-- Given entries start --
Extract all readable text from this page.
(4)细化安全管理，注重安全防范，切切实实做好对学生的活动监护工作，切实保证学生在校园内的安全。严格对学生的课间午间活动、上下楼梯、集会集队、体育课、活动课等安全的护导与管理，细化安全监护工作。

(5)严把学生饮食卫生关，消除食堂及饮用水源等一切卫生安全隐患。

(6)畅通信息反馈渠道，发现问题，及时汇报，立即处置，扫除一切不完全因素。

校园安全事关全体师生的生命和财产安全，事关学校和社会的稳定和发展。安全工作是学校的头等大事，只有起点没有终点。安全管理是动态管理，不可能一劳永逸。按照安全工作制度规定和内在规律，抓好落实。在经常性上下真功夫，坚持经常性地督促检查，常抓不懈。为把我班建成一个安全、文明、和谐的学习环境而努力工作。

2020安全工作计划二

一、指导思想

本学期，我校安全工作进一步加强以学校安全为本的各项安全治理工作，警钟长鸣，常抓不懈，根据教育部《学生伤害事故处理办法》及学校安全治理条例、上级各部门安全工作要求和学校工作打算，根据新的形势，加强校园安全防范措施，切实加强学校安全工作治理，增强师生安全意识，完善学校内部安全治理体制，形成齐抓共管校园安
-- Given entries end --
» Given problem: Quote the entire listing above exactly.

» Problem solution:
Extract all readable text from this page.
(4)细化安全管理，注重安全防范，切切实实做好对学生的活动监护工作，切实保证学生在校园内的安全。严格对学生的课间午间活动、上下楼梯、集会集队、体育课、活动课等安全的护导与管理，细化安全监护工作。

(5)严把学生饮食卫生关，消除食堂及饮用水源等一切卫生安全隐患。

(6)畅通信息反馈渠道，发现问题，及时汇报，立即处置，扫除一切不完全因素。

校园安全事关全体师生的生命和财产安全，事关学校和社会的稳定和发展。安全工作是学校的头等大事，只有起点没有终点。安全管理是动态管理，不可能一劳永逸。按照安全工作制度规定和内在规律，抓好落实。在经常性上下真功夫，坚持经常性地督促检查，常抓不懈。为把我班建成一个安全、文明、和谐的学习环境而努力工作。

2020安全工作计划二

一、指导思想

本学期，我校安全工作进一步加强以学校安全为本的各项安全治理工作，警钟长鸣，常抓不懈，根据教育部《学生伤害事故处理办法》及学校安全治理条例、上级各部门安全工作要求和学校工作打算，根据新的形势，加强校园安全防范措施，切实加强学校安全工作治理，增强师生安全意识，完善学校内部安全治理体制，形成齐抓共管校园安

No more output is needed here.